> EXERCISE INPUTS

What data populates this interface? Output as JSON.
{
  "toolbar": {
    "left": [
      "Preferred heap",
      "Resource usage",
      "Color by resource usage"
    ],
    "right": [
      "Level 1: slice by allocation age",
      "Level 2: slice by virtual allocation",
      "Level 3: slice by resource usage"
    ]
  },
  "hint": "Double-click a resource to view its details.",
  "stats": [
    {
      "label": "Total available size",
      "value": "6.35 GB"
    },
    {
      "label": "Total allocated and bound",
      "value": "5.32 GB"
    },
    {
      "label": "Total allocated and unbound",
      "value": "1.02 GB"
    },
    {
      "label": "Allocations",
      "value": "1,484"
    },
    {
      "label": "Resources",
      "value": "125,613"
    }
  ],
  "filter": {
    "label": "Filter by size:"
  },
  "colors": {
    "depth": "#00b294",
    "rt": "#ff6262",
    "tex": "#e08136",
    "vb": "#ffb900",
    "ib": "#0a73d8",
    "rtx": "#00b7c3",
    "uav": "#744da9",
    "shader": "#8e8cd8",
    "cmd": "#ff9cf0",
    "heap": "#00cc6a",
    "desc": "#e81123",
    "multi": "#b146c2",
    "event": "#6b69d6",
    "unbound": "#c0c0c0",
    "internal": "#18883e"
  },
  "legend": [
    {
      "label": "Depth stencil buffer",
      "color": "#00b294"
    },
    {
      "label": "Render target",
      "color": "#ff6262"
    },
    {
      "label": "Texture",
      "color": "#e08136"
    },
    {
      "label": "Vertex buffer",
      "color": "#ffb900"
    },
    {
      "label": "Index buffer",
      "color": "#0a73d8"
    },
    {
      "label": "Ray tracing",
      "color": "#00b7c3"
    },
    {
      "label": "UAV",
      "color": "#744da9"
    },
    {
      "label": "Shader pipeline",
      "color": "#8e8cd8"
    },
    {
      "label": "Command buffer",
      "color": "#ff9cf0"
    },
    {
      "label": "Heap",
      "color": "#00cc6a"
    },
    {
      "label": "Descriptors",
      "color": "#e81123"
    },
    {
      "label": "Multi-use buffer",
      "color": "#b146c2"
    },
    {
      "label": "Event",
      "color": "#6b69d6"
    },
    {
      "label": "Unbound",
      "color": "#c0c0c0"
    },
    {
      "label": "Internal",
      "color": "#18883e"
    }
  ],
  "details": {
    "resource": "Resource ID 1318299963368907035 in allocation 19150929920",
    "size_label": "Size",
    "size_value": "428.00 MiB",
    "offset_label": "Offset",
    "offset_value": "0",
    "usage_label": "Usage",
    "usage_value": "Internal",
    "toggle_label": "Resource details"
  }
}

> PROMPT
Return each line of the listing that holds the string "allocated".

> EXERCISE SOLUTION
      "label": "Total allocated and bound",
      "label": "Total allocated and unbound",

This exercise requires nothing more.